- **Written problem**:
Set out each line from the following listing that includes the word "title".

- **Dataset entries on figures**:
⁂

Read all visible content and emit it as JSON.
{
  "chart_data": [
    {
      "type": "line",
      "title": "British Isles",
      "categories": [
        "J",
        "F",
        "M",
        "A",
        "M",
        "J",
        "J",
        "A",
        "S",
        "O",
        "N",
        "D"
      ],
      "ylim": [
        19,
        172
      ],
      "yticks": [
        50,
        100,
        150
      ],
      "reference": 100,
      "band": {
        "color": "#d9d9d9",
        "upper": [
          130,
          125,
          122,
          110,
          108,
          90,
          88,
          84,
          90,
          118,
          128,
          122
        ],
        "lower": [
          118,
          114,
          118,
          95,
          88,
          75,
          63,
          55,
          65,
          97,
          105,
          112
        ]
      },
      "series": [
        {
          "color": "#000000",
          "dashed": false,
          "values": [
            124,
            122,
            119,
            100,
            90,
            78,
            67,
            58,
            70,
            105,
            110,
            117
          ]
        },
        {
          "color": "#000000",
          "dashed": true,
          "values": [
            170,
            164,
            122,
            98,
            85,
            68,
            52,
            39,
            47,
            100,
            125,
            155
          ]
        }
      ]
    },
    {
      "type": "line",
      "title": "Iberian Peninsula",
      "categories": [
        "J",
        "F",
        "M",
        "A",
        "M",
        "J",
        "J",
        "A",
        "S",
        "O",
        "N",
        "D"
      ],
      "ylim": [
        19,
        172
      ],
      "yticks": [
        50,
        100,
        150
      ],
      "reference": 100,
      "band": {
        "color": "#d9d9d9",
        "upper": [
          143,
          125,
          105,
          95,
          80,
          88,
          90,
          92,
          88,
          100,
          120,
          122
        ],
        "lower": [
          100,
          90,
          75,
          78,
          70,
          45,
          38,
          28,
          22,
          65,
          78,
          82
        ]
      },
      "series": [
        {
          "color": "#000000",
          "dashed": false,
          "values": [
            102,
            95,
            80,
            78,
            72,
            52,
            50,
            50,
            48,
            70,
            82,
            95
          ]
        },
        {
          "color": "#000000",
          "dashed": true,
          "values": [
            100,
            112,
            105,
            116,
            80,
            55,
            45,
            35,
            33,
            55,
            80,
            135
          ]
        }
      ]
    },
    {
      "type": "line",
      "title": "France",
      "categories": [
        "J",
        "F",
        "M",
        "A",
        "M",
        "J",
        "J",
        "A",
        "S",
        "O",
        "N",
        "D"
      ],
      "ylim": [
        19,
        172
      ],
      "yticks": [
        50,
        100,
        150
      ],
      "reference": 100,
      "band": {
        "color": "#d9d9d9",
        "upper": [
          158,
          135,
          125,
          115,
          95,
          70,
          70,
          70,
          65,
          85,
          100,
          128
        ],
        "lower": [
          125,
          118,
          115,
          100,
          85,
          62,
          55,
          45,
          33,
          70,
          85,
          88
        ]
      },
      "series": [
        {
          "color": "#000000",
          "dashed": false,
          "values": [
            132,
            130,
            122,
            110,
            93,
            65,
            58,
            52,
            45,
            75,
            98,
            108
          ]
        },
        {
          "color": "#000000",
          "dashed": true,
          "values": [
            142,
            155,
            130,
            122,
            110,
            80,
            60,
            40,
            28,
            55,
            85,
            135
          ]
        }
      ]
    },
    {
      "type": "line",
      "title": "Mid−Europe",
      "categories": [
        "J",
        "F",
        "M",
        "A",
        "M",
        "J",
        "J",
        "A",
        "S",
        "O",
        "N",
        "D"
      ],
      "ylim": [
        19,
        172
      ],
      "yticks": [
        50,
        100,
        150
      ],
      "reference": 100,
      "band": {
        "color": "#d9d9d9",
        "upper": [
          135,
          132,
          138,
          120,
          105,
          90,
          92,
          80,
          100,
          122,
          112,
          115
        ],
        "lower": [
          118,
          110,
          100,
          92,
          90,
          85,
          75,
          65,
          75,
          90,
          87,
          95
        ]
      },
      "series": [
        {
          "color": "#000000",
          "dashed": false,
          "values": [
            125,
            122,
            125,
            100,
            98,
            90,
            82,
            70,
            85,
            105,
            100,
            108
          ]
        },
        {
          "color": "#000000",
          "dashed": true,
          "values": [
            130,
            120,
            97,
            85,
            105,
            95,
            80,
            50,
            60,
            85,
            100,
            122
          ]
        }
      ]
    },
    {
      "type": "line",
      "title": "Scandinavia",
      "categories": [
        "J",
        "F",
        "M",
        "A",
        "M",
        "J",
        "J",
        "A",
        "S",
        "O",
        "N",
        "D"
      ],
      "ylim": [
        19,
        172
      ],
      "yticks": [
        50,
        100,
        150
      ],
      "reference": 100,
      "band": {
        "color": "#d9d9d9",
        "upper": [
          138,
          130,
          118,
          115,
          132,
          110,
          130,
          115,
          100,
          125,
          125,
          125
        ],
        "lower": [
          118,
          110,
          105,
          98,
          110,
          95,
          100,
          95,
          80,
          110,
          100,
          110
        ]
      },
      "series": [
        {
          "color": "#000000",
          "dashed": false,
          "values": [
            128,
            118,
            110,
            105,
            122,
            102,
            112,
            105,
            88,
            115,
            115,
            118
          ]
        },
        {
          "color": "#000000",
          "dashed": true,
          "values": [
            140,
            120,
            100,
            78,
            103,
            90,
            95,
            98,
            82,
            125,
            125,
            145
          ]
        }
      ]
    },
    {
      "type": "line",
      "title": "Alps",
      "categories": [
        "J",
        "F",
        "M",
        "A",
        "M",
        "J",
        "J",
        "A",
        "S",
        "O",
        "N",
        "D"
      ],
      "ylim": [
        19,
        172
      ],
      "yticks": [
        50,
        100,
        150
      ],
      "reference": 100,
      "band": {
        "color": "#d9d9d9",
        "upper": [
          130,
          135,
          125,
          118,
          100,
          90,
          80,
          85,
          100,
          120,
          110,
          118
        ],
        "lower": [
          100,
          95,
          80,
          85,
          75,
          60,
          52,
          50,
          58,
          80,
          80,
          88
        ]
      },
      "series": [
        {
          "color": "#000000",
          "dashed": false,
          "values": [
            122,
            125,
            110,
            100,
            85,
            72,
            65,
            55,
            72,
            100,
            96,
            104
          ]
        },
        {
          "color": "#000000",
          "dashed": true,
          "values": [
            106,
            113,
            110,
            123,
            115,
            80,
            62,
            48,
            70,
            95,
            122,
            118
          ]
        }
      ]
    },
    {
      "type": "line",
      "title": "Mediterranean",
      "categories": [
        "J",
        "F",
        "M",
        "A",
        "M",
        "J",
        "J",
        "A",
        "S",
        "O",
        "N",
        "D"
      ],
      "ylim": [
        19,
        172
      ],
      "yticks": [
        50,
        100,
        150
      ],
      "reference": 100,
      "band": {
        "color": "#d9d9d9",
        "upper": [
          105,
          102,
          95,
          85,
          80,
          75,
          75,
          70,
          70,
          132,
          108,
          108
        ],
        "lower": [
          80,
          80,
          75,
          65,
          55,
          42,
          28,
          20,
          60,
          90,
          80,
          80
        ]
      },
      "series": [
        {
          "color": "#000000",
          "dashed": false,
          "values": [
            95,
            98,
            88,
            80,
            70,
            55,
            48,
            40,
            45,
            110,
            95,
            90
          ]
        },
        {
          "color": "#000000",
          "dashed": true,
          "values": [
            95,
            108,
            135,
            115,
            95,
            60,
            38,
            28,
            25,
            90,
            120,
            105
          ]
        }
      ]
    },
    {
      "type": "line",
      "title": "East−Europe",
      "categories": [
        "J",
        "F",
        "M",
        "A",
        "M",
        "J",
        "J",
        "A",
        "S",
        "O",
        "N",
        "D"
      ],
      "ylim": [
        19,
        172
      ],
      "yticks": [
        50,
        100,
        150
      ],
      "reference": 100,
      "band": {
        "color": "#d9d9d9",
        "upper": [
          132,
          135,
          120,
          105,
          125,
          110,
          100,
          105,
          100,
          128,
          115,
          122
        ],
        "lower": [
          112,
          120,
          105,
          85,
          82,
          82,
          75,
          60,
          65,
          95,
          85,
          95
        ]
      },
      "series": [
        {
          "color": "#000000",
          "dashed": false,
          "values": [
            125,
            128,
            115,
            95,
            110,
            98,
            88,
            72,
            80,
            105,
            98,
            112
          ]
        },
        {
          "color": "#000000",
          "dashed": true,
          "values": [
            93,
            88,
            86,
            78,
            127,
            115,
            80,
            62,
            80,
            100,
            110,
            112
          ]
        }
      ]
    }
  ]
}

⁂

- **Written solution**:
      "title": "British Isles",
      "title": "Iberian Peninsula",
      "title": "France",
      "title": "Mid−Europe",
      "title": "Scandinavia",
      "title": "Alps",
      "title": "Mediterranean",
      "title": "East−Europe",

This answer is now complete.